>> begin INPUT
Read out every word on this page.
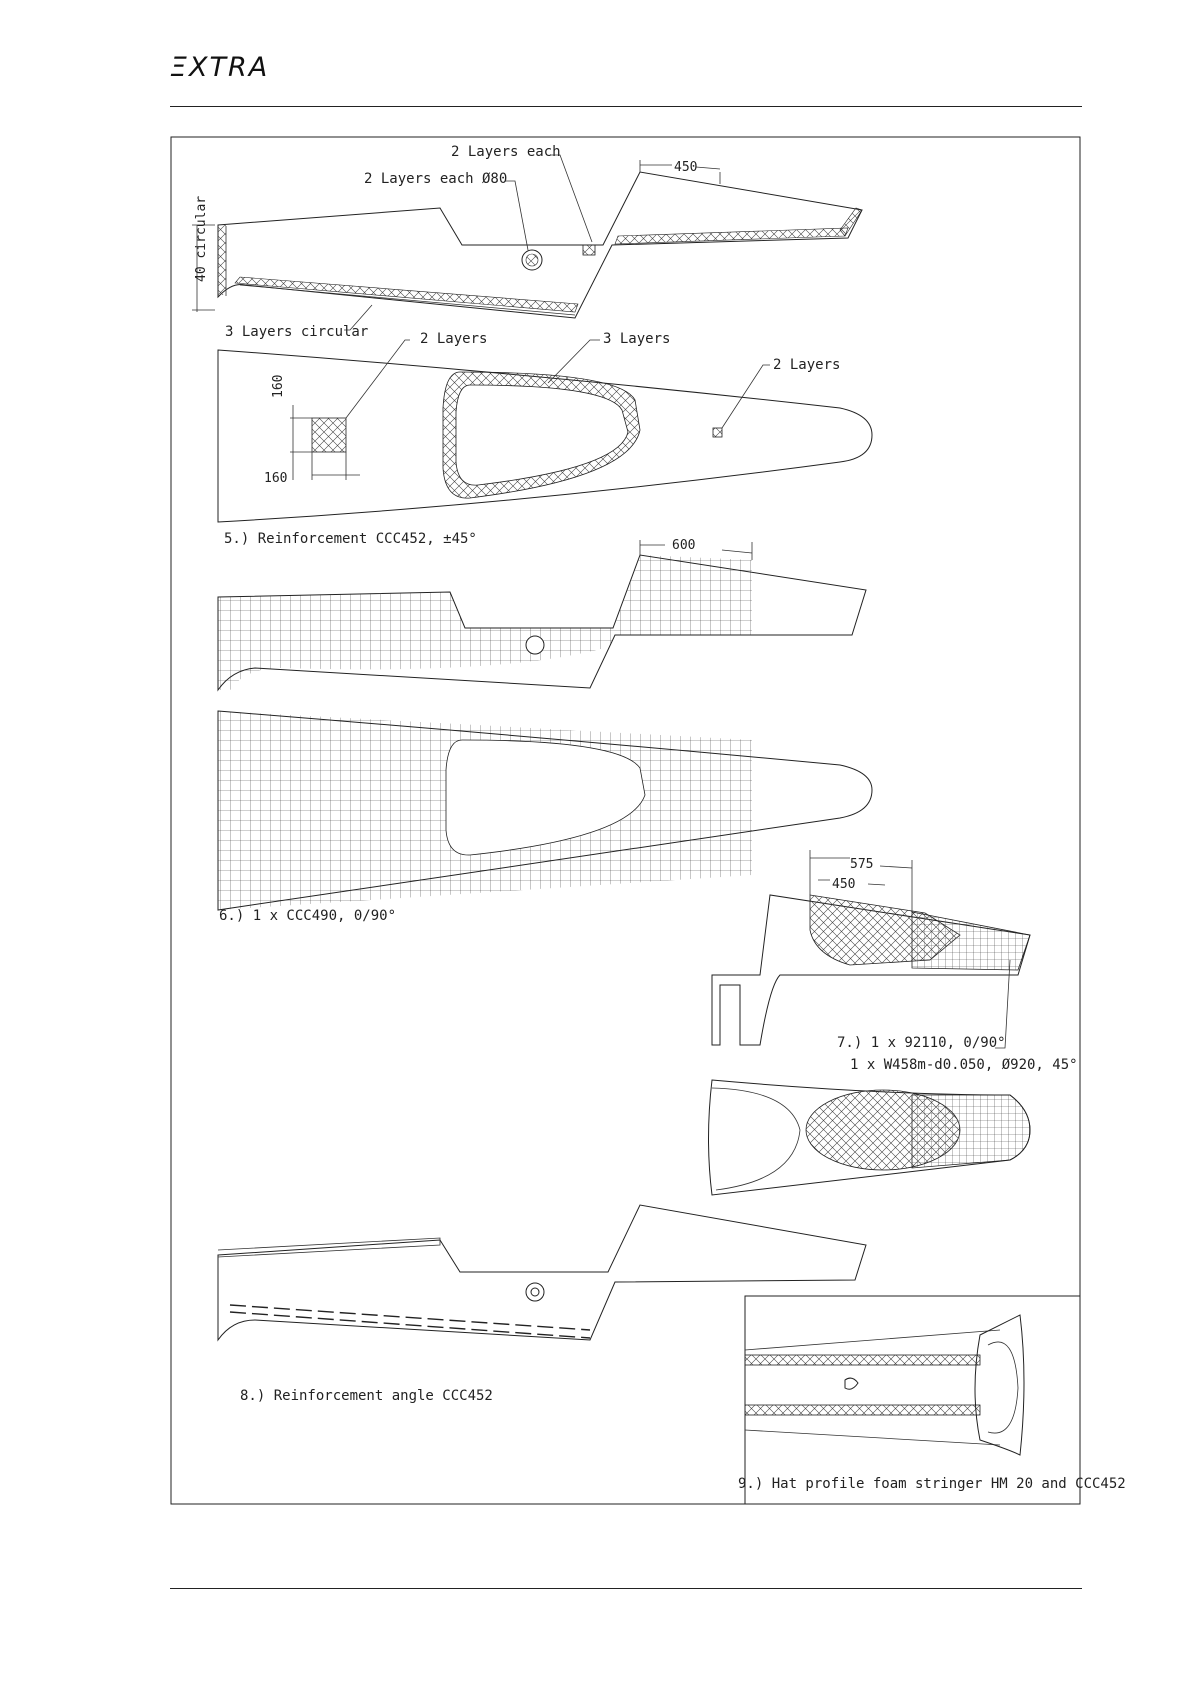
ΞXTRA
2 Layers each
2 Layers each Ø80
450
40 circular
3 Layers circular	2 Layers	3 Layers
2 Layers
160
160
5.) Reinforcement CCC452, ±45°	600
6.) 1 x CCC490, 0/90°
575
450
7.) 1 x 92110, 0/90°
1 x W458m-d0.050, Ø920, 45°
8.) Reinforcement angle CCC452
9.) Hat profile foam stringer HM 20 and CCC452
>> end INPUT
• _STATED TASK_
Copy every record above exactly as written, but leave out the pictures.

• _RESPONSE_
Read out every word on this page.
ΞXTRA
2 Layers each
2 Layers each Ø80
450
40 circular
3 Layers circular	2 Layers	3 Layers
2 Layers
160
160
5.) Reinforcement CCC452, ±45°	600
6.) 1 x CCC490, 0/90°
575
450
7.) 1 x 92110, 0/90°
1 x W458m-d0.050, Ø920, 45°
8.) Reinforcement angle CCC452
9.) Hat profile foam stringer HM 20 and CCC452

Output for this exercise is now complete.